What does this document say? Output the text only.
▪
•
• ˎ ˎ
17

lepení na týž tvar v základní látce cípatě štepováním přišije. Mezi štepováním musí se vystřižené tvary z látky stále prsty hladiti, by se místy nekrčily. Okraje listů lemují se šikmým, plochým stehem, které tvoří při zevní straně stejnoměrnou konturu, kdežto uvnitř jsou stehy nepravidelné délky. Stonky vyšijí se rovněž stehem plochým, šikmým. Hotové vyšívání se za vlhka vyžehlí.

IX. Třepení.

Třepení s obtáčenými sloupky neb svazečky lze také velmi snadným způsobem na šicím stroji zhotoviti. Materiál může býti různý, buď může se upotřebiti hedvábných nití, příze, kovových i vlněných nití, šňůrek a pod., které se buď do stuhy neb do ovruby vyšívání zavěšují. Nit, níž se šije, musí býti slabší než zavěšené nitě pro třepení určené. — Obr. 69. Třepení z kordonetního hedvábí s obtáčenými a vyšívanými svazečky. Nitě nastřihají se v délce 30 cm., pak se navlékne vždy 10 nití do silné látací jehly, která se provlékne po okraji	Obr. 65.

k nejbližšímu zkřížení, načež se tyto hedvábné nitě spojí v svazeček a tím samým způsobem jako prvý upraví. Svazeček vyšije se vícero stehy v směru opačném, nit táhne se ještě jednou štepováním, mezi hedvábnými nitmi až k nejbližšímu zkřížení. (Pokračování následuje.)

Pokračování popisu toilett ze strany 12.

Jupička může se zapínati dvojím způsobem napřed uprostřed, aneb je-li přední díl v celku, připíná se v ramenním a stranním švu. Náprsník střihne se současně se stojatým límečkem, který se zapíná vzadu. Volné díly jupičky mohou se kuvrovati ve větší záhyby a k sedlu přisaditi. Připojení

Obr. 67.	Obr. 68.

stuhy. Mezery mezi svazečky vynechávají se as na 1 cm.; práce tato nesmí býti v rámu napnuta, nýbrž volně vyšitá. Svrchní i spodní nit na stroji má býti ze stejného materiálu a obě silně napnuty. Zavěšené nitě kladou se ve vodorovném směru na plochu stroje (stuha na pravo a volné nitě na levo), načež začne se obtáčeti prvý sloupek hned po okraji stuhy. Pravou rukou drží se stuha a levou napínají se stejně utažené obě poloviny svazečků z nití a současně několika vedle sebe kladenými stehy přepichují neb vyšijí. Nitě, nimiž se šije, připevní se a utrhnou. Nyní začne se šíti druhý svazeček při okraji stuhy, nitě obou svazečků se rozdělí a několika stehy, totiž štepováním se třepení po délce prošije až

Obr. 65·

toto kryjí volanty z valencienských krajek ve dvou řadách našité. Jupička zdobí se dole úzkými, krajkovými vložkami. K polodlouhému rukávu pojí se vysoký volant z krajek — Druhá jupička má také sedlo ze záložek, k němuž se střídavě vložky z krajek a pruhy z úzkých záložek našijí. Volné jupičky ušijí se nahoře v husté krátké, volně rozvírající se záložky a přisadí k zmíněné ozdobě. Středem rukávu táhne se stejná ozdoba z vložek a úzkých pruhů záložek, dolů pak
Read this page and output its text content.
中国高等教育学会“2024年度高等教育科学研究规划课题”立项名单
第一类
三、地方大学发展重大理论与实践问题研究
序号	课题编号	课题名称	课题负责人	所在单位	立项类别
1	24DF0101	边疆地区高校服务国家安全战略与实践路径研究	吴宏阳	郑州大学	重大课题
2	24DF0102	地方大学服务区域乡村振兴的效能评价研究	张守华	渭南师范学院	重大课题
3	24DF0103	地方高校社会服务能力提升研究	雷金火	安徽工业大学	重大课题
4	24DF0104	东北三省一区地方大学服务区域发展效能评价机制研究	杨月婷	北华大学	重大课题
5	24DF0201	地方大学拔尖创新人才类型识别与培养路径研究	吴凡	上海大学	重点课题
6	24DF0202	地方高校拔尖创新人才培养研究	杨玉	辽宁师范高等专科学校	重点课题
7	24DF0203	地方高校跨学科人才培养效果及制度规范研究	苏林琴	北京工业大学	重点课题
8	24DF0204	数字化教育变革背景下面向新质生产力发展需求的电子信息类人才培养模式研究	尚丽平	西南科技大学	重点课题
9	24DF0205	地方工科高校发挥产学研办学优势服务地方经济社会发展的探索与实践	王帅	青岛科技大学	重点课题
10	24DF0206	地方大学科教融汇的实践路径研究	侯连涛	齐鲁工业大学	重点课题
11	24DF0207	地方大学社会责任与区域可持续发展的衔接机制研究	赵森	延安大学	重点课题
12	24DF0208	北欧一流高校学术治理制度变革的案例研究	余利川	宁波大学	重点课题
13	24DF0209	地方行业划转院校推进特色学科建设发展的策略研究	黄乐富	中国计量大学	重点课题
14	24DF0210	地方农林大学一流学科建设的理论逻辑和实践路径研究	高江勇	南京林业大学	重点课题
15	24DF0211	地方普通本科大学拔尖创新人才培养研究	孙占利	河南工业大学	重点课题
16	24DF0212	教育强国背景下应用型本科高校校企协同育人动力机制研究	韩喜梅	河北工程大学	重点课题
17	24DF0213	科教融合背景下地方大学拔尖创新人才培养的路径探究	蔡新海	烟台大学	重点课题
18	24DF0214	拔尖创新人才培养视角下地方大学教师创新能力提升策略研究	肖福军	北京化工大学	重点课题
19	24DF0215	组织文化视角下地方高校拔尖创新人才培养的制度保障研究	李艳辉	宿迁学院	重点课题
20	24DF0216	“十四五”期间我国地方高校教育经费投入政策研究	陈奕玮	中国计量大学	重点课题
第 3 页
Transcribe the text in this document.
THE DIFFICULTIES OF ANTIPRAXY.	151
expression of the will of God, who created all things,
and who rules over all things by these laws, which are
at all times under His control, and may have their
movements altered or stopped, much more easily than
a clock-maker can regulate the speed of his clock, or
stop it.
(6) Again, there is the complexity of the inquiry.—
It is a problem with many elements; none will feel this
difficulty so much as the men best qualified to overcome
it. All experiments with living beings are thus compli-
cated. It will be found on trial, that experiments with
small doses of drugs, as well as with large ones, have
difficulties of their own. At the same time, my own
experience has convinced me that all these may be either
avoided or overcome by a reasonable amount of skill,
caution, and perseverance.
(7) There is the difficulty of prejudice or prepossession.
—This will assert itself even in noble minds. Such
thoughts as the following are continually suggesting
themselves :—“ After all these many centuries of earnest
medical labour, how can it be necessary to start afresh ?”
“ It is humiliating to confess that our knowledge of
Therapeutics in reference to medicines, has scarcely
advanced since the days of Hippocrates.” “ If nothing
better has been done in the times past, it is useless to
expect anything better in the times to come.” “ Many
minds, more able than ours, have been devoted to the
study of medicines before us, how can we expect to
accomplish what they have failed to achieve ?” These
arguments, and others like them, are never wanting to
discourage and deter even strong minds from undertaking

#### Task brief
Repeat all of the records above exactly as they appear.

#### Answer for the task
What does this document say? Output the text only.
▪
•
• ˎ ˎ
17

lepení na týž tvar v základní látce cípatě štepováním přišije. Mezi štepováním musí se vystřižené tvary z látky stále prsty hladiti, by se místy nekrčily. Okraje listů lemují se šikmým, plochým stehem, které tvoří při zevní straně stejnoměrnou konturu, kdežto uvnitř jsou stehy nepravidelné délky. Stonky vyšijí se rovněž stehem plochým, šikmým. Hotové vyšívání se za vlhka vyžehlí.

IX. Třepení.

Třepení s obtáčenými sloupky neb svazečky lze také velmi snadným způsobem na šicím stroji zhotoviti. Materiál může býti různý, buď může se upotřebiti hedvábných nití, příze, kovových i vlněných nití, šňůrek a pod., které se buď do stuhy neb do ovruby vyšívání zavěšují. Nit, níž se šije, musí býti slabší než zavěšené nitě pro třepení určené. — Obr. 69. Třepení z kordonetního hedvábí s obtáčenými a vyšívanými svazečky. Nitě nastřihají se v délce 30 cm., pak se navlékne vždy 10 nití do silné látací jehly, která se provlékne po okraji	Obr. 65.

k nejbližšímu zkřížení, načež se tyto hedvábné nitě spojí v svazeček a tím samým způsobem jako prvý upraví. Svazeček vyšije se vícero stehy v směru opačném, nit táhne se ještě jednou štepováním, mezi hedvábnými nitmi až k nejbližšímu zkřížení. (Pokračování následuje.)

Pokračování popisu toilett ze strany 12.

Jupička může se zapínati dvojím způsobem napřed uprostřed, aneb je-li přední díl v celku, připíná se v ramenním a stranním švu. Náprsník střihne se současně se stojatým límečkem, který se zapíná vzadu. Volné díly jupičky mohou se kuvrovati ve větší záhyby a k sedlu přisaditi. Připojení

Obr. 67.	Obr. 68.

stuhy. Mezery mezi svazečky vynechávají se as na 1 cm.; práce tato nesmí býti v rámu napnuta, nýbrž volně vyšitá. Svrchní i spodní nit na stroji má býti ze stejného materiálu a obě silně napnuty. Zavěšené nitě kladou se ve vodorovném směru na plochu stroje (stuha na pravo a volné nitě na levo), načež začne se obtáčeti prvý sloupek hned po okraji stuhy. Pravou rukou drží se stuha a levou napínají se stejně utažené obě poloviny svazečků z nití a současně několika vedle sebe kladenými stehy přepichují neb vyšijí. Nitě, nimiž se šije, připevní se a utrhnou. Nyní začne se šíti druhý svazeček při okraji stuhy, nitě obou svazečků se rozdělí a několika stehy, totiž štepováním se třepení po délce prošije až

Obr. 65·

toto kryjí volanty z valencienských krajek ve dvou řadách našité. Jupička zdobí se dole úzkými, krajkovými vložkami. K polodlouhému rukávu pojí se vysoký volant z krajek — Druhá jupička má také sedlo ze záložek, k němuž se střídavě vložky z krajek a pruhy z úzkých záložek našijí. Volné jupičky ušijí se nahoře v husté krátké, volně rozvírající se záložky a přisadí k zmíněné ozdobě. Středem rukávu táhne se stejná ozdoba z vložek a úzkých pruhů záložek, dolů pak
Read this page and output its text content.
中国高等教育学会“2024年度高等教育科学研究规划课题”立项名单
第一类
三、地方大学发展重大理论与实践问题研究
序号	课题编号	课题名称	课题负责人	所在单位	立项类别
1	24DF0101	边疆地区高校服务国家安全战略与实践路径研究	吴宏阳	郑州大学	重大课题
2	24DF0102	地方大学服务区域乡村振兴的效能评价研究	张守华	渭南师范学院	重大课题
3	24DF0103	地方高校社会服务能力提升研究	雷金火	安徽工业大学	重大课题
4	24DF0104	东北三省一区地方大学服务区域发展效能评价机制研究	杨月婷	北华大学	重大课题
5	24DF0201	地方大学拔尖创新人才类型识别与培养路径研究	吴凡	上海大学	重点课题
6	24DF0202	地方高校拔尖创新人才培养研究	杨玉	辽宁师范高等专科学校	重点课题
7	24DF0203	地方高校跨学科人才培养效果及制度规范研究	苏林琴	北京工业大学	重点课题
8	24DF0204	数字化教育变革背景下面向新质生产力发展需求的电子信息类人才培养模式研究	尚丽平	西南科技大学	重点课题
9	24DF0205	地方工科高校发挥产学研办学优势服务地方经济社会发展的探索与实践	王帅	青岛科技大学	重点课题
10	24DF0206	地方大学科教融汇的实践路径研究	侯连涛	齐鲁工业大学	重点课题
11	24DF0207	地方大学社会责任与区域可持续发展的衔接机制研究	赵森	延安大学	重点课题
12	24DF0208	北欧一流高校学术治理制度变革的案例研究	余利川	宁波大学	重点课题
13	24DF0209	地方行业划转院校推进特色学科建设发展的策略研究	黄乐富	中国计量大学	重点课题
14	24DF0210	地方农林大学一流学科建设的理论逻辑和实践路径研究	高江勇	南京林业大学	重点课题
15	24DF0211	地方普通本科大学拔尖创新人才培养研究	孙占利	河南工业大学	重点课题
16	24DF0212	教育强国背景下应用型本科高校校企协同育人动力机制研究	韩喜梅	河北工程大学	重点课题
17	24DF0213	科教融合背景下地方大学拔尖创新人才培养的路径探究	蔡新海	烟台大学	重点课题
18	24DF0214	拔尖创新人才培养视角下地方大学教师创新能力提升策略研究	肖福军	北京化工大学	重点课题
19	24DF0215	组织文化视角下地方高校拔尖创新人才培养的制度保障研究	李艳辉	宿迁学院	重点课题
20	24DF0216	“十四五”期间我国地方高校教育经费投入政策研究	陈奕玮	中国计量大学	重点课题
第 3 页
Transcribe the text in this document.
THE DIFFICULTIES OF ANTIPRAXY.	151
expression of the will of God, who created all things,
and who rules over all things by these laws, which are
at all times under His control, and may have their
movements altered or stopped, much more easily than
a clock-maker can regulate the speed of his clock, or
stop it.
(6) Again, there is the complexity of the inquiry.—
It is a problem with many elements; none will feel this
difficulty so much as the men best qualified to overcome
it. All experiments with living beings are thus compli-
cated. It will be found on trial, that experiments with
small doses of drugs, as well as with large ones, have
difficulties of their own. At the same time, my own
experience has convinced me that all these may be either
avoided or overcome by a reasonable amount of skill,
caution, and perseverance.
(7) There is the difficulty of prejudice or prepossession.
—This will assert itself even in noble minds. Such
thoughts as the following are continually suggesting
themselves :—“ After all these many centuries of earnest
medical labour, how can it be necessary to start afresh ?”
“ It is humiliating to confess that our knowledge of
Therapeutics in reference to medicines, has scarcely
advanced since the days of Hippocrates.” “ If nothing
better has been done in the times past, it is useless to
expect anything better in the times to come.” “ Many
minds, more able than ours, have been devoted to the
study of medicines before us, how can we expect to
accomplish what they have failed to achieve ?” These
arguments, and others like them, are never wanting to
discourage and deter even strong minds from undertaking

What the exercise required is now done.